PROMPT: Compute the number of lines that include the string "BOSTON", then output that number and nothing else.

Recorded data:
■ ■ ■ ■

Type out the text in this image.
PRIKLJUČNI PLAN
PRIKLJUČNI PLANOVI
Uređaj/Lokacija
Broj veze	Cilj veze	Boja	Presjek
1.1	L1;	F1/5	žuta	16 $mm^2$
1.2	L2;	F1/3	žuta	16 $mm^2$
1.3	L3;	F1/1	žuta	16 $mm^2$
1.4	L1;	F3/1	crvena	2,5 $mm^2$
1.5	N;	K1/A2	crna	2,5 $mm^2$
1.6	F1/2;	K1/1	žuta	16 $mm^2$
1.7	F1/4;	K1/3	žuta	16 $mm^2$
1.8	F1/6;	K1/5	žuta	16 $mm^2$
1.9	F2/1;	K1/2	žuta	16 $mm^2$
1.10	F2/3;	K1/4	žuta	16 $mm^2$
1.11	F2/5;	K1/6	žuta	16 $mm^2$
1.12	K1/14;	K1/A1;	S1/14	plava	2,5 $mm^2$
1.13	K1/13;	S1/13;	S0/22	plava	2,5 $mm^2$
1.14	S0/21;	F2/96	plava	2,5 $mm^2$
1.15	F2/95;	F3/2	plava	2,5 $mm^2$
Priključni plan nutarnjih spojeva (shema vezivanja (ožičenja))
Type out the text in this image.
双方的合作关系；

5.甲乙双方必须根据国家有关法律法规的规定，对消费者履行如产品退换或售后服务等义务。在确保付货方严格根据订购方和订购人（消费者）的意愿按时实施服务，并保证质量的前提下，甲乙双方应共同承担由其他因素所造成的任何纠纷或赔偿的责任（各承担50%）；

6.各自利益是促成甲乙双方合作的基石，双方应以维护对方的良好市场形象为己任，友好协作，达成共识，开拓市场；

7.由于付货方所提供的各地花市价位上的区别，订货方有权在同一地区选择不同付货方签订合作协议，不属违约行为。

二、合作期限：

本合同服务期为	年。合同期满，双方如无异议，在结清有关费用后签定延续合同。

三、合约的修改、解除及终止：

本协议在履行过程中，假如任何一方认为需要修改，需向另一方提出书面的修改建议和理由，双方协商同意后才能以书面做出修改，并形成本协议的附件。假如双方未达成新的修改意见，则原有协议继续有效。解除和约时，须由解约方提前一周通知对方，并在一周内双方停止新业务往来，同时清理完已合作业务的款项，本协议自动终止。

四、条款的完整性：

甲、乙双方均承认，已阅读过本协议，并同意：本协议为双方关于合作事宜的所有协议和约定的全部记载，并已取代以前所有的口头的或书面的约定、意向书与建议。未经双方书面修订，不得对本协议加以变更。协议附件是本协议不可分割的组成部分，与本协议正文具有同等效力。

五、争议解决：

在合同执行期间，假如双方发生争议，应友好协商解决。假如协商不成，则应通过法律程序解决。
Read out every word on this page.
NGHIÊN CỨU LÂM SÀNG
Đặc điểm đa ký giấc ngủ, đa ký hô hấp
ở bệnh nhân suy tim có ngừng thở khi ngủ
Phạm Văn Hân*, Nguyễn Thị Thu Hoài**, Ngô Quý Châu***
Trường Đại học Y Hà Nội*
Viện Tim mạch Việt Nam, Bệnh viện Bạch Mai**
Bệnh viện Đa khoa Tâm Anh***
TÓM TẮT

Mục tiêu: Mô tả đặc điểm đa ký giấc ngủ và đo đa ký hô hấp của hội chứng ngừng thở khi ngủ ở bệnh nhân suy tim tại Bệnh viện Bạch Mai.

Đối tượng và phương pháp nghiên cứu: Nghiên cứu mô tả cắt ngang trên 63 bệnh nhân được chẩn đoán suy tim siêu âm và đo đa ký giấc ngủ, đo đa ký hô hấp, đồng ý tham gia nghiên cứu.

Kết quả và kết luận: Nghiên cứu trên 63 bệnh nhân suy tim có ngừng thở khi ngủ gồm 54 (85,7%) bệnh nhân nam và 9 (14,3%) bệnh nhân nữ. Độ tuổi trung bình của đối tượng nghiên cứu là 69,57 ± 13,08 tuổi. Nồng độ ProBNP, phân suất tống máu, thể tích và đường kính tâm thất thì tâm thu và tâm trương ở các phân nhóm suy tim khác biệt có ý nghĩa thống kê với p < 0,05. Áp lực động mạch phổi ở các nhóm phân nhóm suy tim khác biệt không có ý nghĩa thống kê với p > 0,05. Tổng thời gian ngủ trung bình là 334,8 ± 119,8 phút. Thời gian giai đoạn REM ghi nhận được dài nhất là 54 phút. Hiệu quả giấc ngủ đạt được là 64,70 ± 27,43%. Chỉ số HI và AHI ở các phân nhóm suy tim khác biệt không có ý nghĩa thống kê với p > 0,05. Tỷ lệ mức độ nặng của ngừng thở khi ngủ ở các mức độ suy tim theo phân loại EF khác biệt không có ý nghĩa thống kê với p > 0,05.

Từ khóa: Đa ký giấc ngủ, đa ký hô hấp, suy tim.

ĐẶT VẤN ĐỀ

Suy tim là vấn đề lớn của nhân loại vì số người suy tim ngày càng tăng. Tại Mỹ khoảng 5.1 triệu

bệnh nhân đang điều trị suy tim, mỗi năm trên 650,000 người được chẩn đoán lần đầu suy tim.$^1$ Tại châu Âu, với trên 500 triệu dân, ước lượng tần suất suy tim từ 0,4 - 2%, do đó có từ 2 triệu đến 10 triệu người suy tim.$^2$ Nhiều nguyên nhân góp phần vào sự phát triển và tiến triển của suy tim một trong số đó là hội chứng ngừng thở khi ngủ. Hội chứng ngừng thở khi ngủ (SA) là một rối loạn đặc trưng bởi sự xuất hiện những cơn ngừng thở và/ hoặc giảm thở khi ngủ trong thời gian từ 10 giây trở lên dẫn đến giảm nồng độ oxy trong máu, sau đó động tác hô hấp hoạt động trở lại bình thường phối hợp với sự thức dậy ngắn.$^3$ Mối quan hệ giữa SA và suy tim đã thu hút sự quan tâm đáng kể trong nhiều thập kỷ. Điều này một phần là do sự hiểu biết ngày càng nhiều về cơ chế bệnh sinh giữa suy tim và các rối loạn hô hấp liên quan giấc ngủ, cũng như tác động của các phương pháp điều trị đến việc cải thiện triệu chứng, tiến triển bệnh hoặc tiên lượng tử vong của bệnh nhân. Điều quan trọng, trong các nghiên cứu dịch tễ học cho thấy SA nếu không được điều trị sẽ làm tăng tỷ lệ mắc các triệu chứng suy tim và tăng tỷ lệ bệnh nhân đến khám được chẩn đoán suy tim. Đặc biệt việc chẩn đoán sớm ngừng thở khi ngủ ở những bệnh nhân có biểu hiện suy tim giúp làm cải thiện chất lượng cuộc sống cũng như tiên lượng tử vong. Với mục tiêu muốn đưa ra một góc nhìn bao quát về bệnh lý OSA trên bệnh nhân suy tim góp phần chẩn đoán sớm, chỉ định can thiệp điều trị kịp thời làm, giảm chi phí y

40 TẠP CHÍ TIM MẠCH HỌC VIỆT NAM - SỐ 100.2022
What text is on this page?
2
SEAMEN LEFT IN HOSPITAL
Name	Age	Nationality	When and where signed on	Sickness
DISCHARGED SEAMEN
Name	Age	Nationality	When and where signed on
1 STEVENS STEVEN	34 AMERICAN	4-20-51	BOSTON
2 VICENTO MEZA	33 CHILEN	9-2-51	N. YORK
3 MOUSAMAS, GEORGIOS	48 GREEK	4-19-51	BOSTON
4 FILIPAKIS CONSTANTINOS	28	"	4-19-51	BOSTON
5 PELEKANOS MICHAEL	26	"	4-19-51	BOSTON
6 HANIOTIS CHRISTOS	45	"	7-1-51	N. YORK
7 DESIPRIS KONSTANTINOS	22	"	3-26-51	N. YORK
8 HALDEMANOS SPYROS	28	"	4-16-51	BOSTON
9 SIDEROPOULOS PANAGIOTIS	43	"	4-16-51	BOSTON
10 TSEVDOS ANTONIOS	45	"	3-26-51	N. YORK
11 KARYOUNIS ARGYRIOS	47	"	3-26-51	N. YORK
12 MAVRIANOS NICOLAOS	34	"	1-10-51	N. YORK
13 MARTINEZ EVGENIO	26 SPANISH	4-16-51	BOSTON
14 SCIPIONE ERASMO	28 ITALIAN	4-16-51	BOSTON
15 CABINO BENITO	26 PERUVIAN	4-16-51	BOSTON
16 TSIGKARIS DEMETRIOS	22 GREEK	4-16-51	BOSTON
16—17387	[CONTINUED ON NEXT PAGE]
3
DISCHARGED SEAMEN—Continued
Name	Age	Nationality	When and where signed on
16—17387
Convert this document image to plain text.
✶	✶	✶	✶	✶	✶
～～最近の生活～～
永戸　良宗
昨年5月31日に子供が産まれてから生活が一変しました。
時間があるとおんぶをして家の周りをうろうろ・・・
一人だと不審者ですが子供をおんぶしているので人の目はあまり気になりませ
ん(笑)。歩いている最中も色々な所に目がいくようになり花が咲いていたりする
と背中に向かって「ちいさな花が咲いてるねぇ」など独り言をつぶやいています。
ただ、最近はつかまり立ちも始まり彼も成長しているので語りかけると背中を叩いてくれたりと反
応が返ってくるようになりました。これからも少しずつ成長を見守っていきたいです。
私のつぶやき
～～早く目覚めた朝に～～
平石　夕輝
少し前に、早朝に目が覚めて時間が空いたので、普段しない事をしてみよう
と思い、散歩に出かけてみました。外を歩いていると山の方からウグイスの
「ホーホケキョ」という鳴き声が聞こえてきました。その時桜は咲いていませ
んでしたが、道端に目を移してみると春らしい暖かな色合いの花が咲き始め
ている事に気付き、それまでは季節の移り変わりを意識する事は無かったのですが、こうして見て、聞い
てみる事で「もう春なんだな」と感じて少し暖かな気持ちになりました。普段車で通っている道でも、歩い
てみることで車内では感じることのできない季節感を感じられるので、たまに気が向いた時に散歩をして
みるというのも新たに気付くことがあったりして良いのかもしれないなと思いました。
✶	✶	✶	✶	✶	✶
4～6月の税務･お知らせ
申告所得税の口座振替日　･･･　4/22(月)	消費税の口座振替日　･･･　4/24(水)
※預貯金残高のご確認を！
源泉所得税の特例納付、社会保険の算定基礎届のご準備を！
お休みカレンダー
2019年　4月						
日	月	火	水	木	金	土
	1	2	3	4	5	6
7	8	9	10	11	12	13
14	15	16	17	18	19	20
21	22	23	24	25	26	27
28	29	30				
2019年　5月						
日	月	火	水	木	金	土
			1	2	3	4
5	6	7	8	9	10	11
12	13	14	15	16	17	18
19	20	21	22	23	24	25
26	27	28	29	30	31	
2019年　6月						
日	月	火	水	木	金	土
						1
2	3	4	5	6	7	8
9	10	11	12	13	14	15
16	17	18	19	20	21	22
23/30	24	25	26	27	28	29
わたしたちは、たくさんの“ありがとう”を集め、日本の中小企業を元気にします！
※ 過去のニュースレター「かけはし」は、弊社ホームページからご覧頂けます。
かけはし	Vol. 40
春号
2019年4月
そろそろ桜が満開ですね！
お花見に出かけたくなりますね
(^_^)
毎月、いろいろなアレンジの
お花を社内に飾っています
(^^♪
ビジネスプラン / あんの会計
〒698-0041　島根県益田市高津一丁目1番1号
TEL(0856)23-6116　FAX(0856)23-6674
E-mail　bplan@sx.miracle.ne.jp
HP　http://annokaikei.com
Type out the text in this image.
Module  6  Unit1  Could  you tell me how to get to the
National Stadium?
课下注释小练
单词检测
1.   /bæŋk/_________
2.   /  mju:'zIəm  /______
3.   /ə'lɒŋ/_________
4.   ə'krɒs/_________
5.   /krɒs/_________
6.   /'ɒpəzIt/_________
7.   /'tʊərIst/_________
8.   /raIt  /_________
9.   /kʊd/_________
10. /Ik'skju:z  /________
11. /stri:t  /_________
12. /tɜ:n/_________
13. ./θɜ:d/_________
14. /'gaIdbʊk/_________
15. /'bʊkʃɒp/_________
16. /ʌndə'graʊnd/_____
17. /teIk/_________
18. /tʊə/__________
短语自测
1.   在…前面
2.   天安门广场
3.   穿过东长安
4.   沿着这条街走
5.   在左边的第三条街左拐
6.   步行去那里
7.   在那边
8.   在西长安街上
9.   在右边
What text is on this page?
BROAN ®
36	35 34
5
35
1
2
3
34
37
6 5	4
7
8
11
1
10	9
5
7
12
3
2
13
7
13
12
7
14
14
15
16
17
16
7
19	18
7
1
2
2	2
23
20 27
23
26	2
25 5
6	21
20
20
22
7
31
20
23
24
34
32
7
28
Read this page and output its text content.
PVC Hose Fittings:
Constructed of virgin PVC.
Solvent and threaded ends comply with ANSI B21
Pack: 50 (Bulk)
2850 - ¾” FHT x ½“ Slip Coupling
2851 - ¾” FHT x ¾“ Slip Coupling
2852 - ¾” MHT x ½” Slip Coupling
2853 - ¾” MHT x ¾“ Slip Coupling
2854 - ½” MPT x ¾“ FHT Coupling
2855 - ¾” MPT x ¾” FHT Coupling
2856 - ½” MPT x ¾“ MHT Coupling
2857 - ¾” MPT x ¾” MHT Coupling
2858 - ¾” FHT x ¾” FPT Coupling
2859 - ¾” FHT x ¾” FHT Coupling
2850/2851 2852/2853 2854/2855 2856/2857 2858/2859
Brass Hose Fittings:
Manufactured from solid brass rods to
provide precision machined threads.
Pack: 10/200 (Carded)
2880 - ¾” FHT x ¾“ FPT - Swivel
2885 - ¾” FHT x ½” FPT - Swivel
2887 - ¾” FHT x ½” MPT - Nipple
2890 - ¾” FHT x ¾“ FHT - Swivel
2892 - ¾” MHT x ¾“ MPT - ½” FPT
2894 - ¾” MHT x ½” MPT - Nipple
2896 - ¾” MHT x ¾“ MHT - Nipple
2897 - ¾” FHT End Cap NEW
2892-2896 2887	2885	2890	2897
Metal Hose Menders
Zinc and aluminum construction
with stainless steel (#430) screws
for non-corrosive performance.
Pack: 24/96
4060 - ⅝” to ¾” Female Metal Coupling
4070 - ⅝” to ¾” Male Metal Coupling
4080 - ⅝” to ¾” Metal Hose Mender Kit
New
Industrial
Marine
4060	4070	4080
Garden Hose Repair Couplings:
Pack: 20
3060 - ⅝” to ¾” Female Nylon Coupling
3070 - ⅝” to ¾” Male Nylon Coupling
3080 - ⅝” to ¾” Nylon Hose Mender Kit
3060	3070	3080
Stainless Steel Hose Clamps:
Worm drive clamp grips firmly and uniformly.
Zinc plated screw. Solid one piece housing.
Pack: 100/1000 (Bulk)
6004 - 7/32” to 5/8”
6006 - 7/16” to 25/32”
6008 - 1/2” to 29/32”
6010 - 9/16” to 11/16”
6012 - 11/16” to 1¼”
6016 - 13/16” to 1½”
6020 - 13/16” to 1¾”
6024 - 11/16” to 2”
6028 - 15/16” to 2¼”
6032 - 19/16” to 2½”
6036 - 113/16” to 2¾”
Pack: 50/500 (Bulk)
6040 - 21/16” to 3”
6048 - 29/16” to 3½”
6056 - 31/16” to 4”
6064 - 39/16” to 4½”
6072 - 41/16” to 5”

■ ■ ■ ■

WRITTEN SOLUTION: 10